+++ INPUT DATA +++

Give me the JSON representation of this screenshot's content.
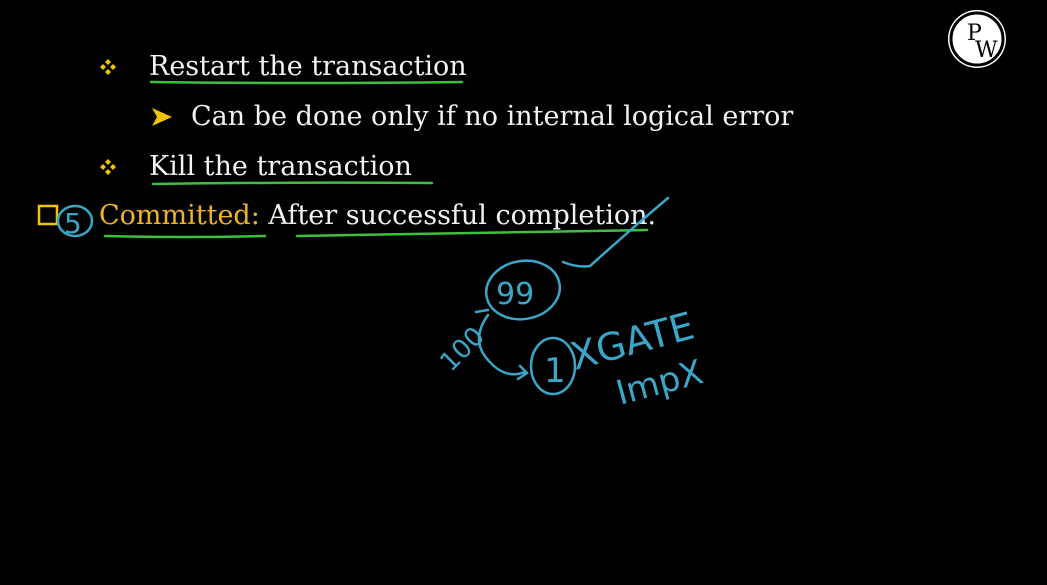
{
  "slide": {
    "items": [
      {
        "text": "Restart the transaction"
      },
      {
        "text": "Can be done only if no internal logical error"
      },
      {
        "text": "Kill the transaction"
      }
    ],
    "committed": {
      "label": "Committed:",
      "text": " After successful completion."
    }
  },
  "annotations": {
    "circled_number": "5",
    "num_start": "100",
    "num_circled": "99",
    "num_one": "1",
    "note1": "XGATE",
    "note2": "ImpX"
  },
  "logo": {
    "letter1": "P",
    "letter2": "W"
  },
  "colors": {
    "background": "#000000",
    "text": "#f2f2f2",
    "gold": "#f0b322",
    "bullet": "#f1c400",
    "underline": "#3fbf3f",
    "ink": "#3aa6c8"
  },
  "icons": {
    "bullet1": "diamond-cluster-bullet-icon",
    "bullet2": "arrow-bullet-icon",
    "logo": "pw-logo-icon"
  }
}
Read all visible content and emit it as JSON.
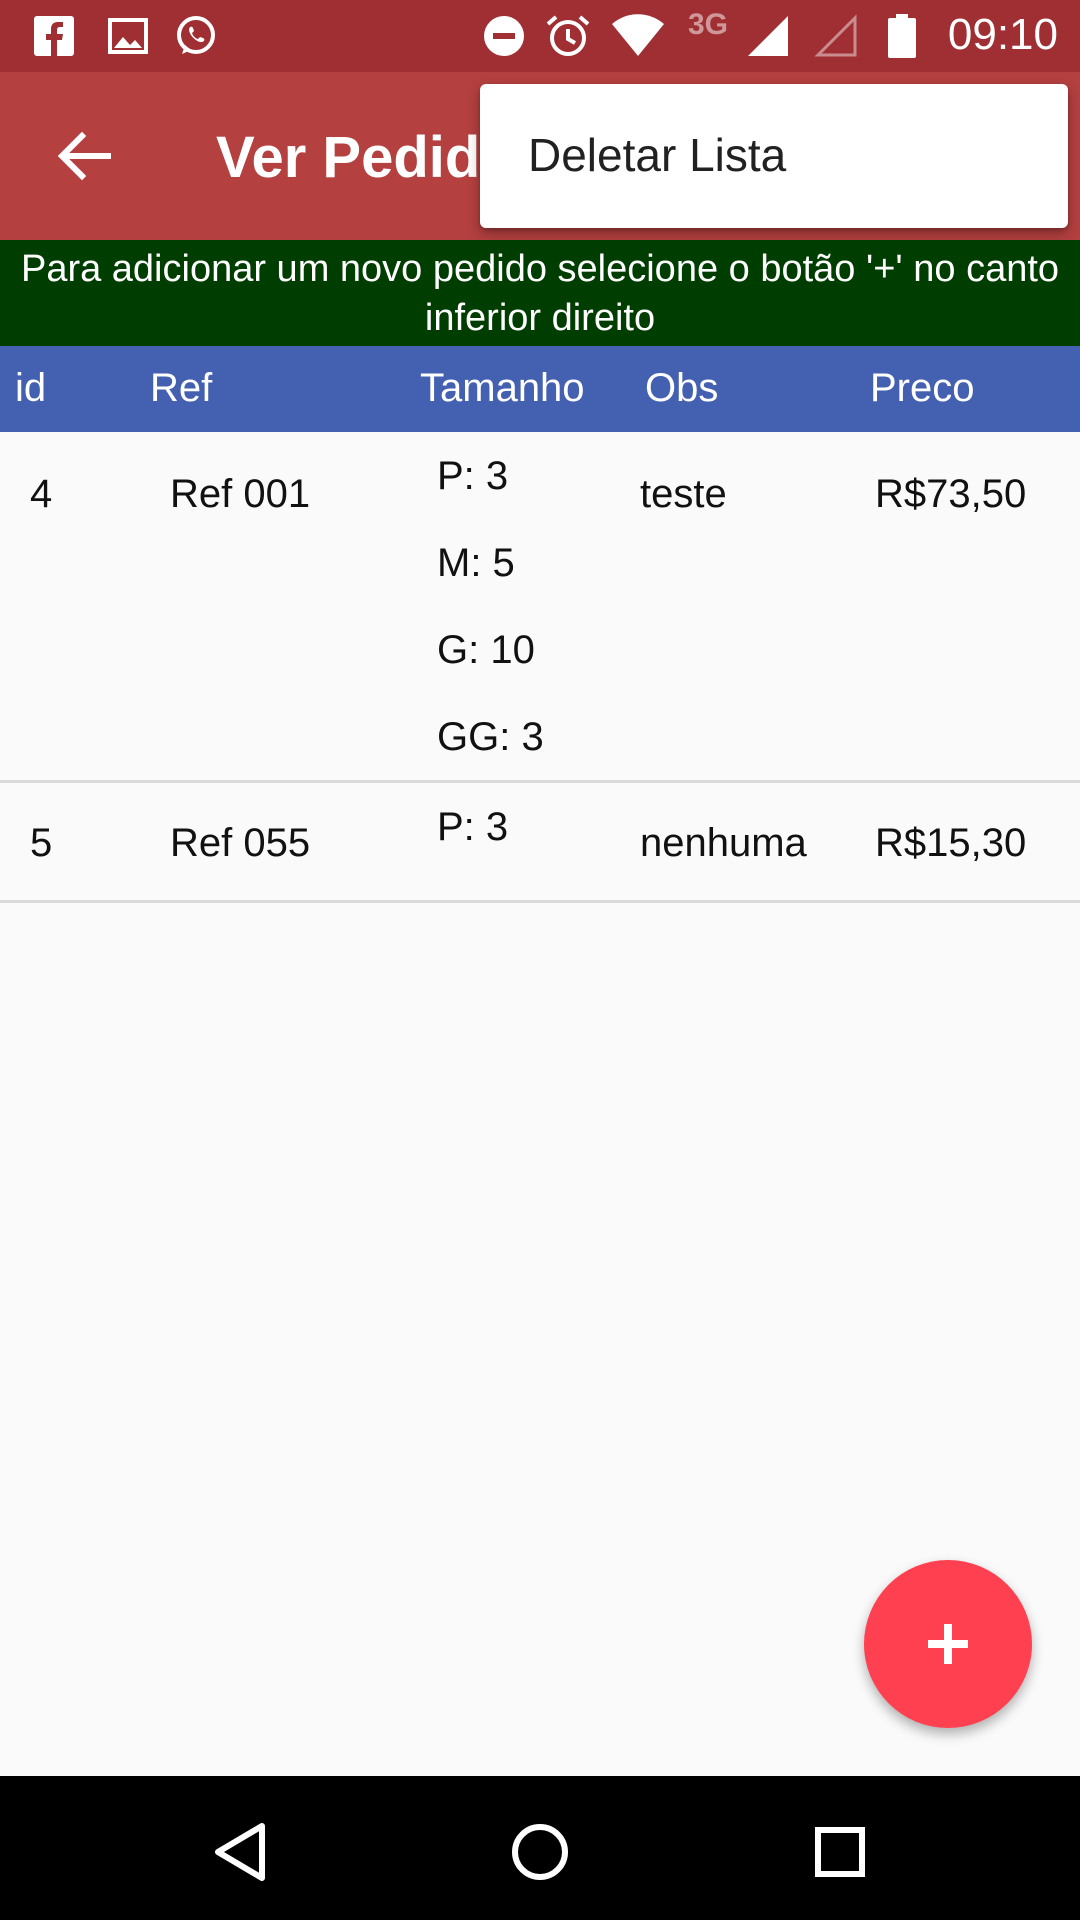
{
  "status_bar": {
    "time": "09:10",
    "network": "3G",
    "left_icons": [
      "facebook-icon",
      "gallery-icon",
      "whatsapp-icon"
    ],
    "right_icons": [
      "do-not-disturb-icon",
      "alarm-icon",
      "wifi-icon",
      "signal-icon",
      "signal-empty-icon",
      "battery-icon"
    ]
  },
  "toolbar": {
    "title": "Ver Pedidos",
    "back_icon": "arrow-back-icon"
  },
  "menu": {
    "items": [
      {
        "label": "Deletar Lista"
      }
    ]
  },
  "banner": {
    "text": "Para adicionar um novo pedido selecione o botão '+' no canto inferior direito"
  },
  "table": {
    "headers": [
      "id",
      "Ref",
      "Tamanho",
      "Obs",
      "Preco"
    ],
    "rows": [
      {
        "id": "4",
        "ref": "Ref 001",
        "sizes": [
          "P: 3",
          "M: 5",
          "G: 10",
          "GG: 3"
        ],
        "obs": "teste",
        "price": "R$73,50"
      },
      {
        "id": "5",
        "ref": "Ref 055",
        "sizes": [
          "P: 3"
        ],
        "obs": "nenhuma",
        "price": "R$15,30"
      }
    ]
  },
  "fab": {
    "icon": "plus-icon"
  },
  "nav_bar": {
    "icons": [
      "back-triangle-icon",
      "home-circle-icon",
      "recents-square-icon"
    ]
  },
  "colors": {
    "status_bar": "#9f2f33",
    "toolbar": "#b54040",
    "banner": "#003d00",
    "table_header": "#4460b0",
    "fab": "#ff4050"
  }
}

+++

__THE PROBLEM__
Retype everything in the material word for word, minus pictures.

__OUTPUT FOR THIS TASK__
Give me the JSON representation of this screenshot's content.
{
  "slide": {
    "items": [
      {
        "text": "Restart the transaction"
      },
      {
        "text": "Can be done only if no internal logical error"
      },
      {
        "text": "Kill the transaction"
      }
    ],
    "committed": {
      "label": "Committed:",
      "text": " After successful completion."
    }
  },
  "annotations": {
    "circled_number": "5",
    "num_start": "100",
    "num_circled": "99",
    "num_one": "1",
    "note1": "XGATE",
    "note2": "ImpX"
  },
  "logo": {
    "letter1": "P",
    "letter2": "W"
  },
  "colors": {
    "background": "#000000",
    "text": "#f2f2f2",
    "gold": "#f0b322",
    "bullet": "#f1c400",
    "underline": "#3fbf3f",
    "ink": "#3aa6c8"
  },
  "icons": {
    "bullet1": "diamond-cluster-bullet-icon",
    "bullet2": "arrow-bullet-icon",
    "logo": "pw-logo-icon"
  }
}
Read all visible content and emit it as JSON.
{
  "status_bar": {
    "time": "09:10",
    "network": "3G",
    "left_icons": [
      "facebook-icon",
      "gallery-icon",
      "whatsapp-icon"
    ],
    "right_icons": [
      "do-not-disturb-icon",
      "alarm-icon",
      "wifi-icon",
      "signal-icon",
      "signal-empty-icon",
      "battery-icon"
    ]
  },
  "toolbar": {
    "title": "Ver Pedidos",
    "back_icon": "arrow-back-icon"
  },
  "menu": {
    "items": [
      {
        "label": "Deletar Lista"
      }
    ]
  },
  "banner": {
    "text": "Para adicionar um novo pedido selecione o botão '+' no canto inferior direito"
  },
  "table": {
    "headers": [
      "id",
      "Ref",
      "Tamanho",
      "Obs",
      "Preco"
    ],
    "rows": [
      {
        "id": "4",
        "ref": "Ref 001",
        "sizes": [
          "P: 3",
          "M: 5",
          "G: 10",
          "GG: 3"
        ],
        "obs": "teste",
        "price": "R$73,50"
      },
      {
        "id": "5",
        "ref": "Ref 055",
        "sizes": [
          "P: 3"
        ],
        "obs": "nenhuma",
        "price": "R$15,30"
      }
    ]
  },
  "fab": {
    "icon": "plus-icon"
  },
  "nav_bar": {
    "icons": [
      "back-triangle-icon",
      "home-circle-icon",
      "recents-square-icon"
    ]
  },
  "colors": {
    "status_bar": "#9f2f33",
    "toolbar": "#b54040",
    "banner": "#003d00",
    "table_header": "#4460b0",
    "fab": "#ff4050"
  }
}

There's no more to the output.